- _WHAT IS NEEDED_
Scan the data below. Pull out each line where "Options" occurs.

- _PROVIDED ENTRIES_
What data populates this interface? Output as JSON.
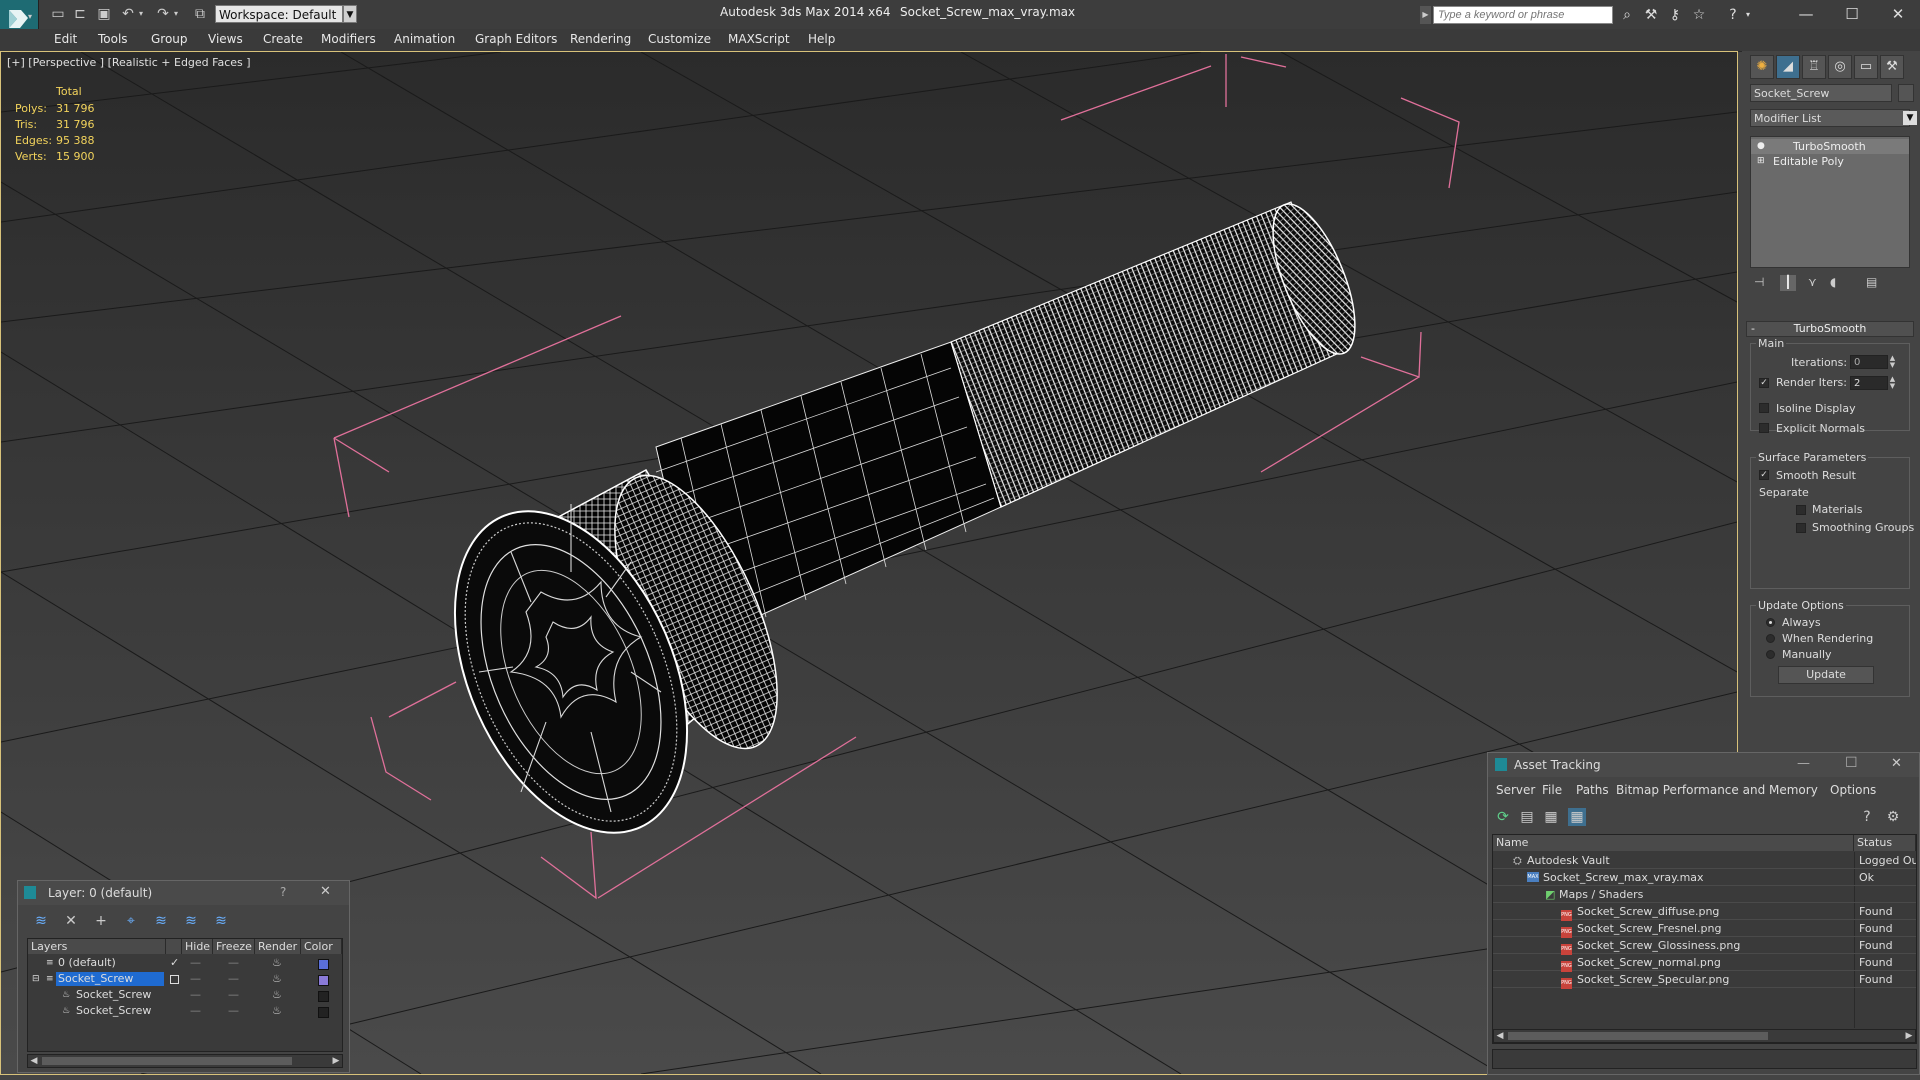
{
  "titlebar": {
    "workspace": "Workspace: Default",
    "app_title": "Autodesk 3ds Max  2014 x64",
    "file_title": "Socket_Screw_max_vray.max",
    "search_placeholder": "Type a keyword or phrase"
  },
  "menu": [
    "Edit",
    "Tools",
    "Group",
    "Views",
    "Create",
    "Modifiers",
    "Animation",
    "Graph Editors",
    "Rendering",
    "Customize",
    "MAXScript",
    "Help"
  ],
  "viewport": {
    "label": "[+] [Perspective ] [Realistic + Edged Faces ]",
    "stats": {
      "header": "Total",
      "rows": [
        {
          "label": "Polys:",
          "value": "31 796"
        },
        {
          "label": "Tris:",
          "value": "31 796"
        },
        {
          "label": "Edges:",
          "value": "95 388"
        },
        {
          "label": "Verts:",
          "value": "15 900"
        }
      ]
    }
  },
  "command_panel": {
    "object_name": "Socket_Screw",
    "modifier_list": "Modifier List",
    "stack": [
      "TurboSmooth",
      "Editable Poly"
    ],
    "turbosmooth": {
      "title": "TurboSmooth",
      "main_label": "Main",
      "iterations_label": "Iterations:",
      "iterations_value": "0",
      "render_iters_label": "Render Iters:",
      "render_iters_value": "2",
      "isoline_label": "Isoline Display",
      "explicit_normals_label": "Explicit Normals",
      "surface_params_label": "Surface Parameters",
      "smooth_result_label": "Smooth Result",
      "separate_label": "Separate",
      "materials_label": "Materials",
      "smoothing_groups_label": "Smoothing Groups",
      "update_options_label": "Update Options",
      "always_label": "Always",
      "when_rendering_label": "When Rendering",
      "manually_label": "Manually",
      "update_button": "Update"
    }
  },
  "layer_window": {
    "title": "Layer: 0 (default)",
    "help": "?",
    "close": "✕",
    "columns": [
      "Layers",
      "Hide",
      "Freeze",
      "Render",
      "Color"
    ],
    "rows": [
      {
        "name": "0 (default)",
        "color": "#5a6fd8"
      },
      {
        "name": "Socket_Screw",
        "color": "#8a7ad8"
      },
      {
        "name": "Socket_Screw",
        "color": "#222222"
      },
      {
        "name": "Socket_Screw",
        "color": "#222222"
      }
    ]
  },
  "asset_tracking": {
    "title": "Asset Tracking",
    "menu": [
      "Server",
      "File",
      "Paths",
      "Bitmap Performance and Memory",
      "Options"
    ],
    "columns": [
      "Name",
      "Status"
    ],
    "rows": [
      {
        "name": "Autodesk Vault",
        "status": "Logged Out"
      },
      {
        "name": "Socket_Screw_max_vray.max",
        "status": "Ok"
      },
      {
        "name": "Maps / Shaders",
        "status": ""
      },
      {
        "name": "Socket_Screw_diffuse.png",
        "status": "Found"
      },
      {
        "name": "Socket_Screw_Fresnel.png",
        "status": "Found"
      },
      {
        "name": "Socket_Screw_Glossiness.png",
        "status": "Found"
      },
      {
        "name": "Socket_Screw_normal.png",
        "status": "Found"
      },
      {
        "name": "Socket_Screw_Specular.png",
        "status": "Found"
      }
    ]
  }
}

---

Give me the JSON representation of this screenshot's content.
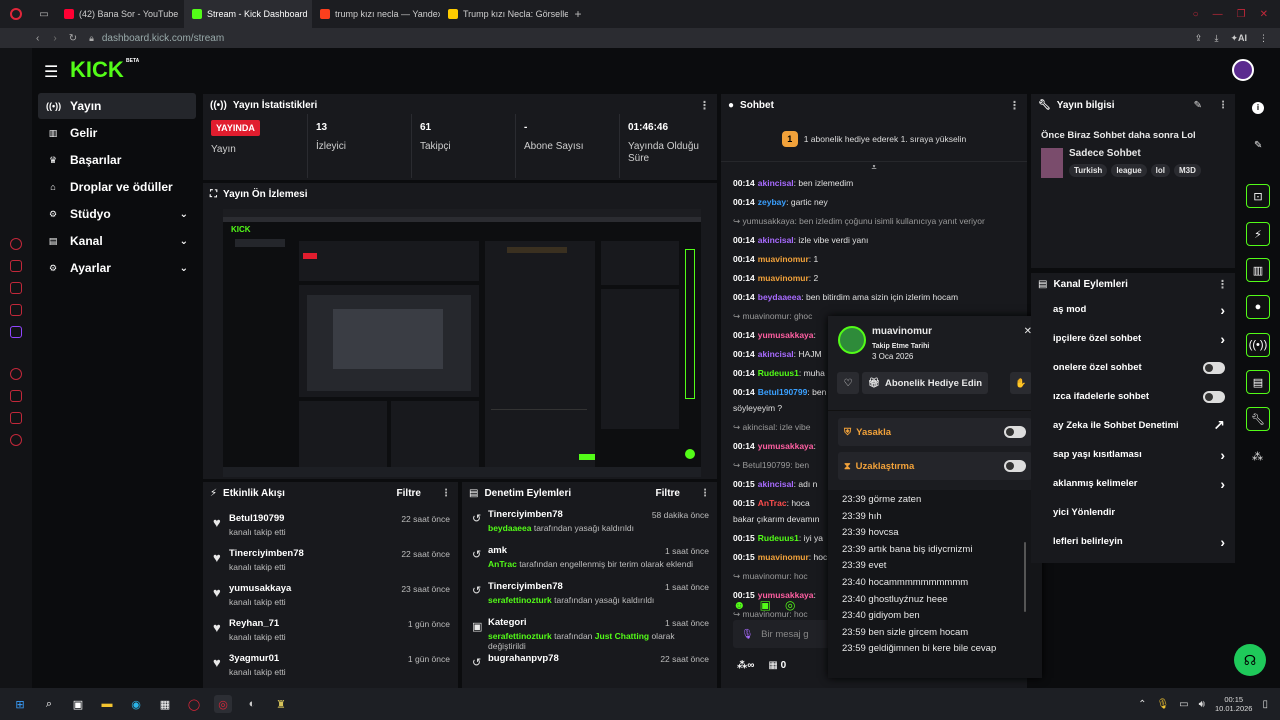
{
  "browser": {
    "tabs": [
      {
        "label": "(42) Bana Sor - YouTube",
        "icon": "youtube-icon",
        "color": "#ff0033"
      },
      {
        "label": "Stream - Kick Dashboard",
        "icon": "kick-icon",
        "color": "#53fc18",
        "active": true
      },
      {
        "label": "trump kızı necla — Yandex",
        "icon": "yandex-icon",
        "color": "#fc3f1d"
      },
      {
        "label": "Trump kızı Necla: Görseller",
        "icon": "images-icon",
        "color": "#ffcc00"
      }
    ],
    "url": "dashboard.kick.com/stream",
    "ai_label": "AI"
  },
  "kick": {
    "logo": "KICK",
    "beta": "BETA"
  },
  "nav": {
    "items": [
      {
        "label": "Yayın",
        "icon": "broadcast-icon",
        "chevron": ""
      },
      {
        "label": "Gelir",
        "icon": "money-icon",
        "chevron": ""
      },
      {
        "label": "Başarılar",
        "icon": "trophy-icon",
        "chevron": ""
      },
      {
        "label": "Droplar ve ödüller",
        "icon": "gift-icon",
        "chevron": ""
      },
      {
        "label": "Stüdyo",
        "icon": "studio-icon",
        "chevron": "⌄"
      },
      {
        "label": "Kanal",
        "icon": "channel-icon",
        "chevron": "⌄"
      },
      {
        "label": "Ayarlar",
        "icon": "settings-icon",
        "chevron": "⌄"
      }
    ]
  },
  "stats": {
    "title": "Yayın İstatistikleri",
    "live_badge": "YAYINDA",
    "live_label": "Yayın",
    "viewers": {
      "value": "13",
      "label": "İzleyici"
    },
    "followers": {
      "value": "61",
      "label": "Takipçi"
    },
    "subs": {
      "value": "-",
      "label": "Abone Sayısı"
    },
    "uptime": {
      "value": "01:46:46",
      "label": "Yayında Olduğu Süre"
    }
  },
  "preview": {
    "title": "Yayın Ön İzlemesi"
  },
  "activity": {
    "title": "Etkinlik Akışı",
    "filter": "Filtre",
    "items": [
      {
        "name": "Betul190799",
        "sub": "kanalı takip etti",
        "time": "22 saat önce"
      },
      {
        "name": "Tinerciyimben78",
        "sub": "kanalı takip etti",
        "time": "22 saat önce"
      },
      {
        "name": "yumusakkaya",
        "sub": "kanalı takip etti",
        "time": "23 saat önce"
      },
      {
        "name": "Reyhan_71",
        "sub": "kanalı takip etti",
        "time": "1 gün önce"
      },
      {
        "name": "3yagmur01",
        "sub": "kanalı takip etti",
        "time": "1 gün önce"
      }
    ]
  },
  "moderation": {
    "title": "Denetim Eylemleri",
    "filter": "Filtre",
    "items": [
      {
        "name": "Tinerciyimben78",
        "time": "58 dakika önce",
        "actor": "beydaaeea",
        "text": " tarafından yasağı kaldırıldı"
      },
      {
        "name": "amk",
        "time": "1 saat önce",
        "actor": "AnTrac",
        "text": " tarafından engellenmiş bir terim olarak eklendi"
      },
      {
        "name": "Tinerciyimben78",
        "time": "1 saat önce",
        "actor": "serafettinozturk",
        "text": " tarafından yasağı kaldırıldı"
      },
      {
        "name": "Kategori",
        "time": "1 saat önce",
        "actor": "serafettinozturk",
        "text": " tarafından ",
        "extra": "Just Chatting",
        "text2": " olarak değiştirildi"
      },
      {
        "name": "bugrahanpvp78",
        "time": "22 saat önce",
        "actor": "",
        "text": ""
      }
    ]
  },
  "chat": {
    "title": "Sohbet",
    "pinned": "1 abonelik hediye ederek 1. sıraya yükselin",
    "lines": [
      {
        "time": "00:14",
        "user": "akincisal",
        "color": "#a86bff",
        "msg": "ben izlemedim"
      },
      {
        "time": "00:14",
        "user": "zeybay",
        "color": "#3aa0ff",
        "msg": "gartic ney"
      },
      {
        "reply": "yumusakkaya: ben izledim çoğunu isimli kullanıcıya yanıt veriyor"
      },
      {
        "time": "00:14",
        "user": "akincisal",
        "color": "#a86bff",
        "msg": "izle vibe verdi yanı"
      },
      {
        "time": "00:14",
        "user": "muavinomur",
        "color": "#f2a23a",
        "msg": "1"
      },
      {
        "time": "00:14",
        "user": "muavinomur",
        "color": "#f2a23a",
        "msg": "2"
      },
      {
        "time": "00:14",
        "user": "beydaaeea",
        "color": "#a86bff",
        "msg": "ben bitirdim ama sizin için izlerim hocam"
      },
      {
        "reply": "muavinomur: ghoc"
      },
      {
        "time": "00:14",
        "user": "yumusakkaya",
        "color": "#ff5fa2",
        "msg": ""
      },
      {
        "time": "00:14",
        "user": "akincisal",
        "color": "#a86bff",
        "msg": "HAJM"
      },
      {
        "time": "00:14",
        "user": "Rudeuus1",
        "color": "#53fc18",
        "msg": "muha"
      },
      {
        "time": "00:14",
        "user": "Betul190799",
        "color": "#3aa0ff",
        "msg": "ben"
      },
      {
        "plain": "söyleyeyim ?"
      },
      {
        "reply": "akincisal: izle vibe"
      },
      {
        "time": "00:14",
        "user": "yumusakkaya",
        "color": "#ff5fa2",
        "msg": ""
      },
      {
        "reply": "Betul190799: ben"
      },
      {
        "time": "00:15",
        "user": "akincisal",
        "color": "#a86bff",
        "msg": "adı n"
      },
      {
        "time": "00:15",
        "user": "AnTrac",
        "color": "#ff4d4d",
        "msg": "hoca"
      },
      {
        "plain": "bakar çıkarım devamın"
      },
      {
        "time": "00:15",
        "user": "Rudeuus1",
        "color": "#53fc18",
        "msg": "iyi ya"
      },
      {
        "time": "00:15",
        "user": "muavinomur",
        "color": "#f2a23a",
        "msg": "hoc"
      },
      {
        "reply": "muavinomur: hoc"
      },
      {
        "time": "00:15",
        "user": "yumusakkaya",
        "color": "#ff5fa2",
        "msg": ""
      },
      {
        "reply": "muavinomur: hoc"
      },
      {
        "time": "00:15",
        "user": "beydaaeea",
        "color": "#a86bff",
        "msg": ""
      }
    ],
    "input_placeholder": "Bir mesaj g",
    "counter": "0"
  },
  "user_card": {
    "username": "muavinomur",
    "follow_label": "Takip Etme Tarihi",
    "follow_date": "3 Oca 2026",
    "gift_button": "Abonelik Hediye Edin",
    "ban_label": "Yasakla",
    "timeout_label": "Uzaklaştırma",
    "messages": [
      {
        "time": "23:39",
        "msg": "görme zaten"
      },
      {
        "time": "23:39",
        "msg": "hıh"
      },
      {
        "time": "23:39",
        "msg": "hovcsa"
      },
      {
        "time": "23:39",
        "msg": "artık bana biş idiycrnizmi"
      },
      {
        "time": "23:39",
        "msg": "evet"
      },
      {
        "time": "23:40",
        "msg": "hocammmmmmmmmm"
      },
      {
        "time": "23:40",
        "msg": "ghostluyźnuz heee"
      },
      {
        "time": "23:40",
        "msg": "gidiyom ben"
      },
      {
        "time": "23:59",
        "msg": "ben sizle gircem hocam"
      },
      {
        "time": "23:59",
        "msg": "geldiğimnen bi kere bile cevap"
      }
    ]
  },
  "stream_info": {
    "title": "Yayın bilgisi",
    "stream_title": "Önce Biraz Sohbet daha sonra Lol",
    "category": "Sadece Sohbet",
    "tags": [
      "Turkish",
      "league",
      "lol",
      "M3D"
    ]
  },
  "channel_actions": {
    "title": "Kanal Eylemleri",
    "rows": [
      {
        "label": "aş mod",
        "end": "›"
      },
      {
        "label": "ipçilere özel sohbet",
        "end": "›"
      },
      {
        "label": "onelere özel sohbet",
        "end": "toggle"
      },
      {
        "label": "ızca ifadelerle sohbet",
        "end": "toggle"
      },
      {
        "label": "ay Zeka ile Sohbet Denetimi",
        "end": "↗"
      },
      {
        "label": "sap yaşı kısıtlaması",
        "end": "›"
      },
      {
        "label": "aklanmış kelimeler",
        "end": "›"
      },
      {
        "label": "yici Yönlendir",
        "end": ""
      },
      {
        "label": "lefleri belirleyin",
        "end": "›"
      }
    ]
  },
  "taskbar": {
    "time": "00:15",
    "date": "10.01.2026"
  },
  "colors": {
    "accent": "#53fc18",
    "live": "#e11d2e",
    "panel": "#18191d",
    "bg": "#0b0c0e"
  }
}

* * *

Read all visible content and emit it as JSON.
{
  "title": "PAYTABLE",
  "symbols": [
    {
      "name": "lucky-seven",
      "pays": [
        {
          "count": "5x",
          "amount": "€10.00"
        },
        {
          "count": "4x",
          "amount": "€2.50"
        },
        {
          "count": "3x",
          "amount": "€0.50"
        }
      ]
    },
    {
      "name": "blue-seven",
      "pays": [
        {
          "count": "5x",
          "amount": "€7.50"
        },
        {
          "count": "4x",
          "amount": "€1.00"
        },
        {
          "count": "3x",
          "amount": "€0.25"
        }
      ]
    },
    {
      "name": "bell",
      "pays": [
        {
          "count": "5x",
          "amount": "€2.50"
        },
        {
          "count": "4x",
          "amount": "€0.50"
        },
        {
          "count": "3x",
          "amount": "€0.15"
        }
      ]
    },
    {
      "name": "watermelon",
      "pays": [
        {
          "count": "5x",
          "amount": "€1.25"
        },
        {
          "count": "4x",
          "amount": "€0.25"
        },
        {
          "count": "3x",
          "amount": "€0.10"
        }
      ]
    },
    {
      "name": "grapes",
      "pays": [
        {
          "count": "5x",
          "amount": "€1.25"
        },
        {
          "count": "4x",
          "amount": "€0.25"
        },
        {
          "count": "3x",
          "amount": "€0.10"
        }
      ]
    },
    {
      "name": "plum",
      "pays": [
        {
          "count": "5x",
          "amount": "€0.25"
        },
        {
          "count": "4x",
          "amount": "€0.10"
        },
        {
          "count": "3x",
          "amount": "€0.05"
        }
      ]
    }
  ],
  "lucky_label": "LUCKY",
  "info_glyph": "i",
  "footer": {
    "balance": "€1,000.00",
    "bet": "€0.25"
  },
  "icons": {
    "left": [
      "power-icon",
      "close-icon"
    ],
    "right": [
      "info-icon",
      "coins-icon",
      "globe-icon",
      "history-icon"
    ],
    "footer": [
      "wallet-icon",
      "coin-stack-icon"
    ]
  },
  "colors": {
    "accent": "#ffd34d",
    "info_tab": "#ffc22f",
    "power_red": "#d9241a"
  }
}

- _SOLUTION TO THE EXERCISE_
      "update_options_label": "Update Options",
      "Options"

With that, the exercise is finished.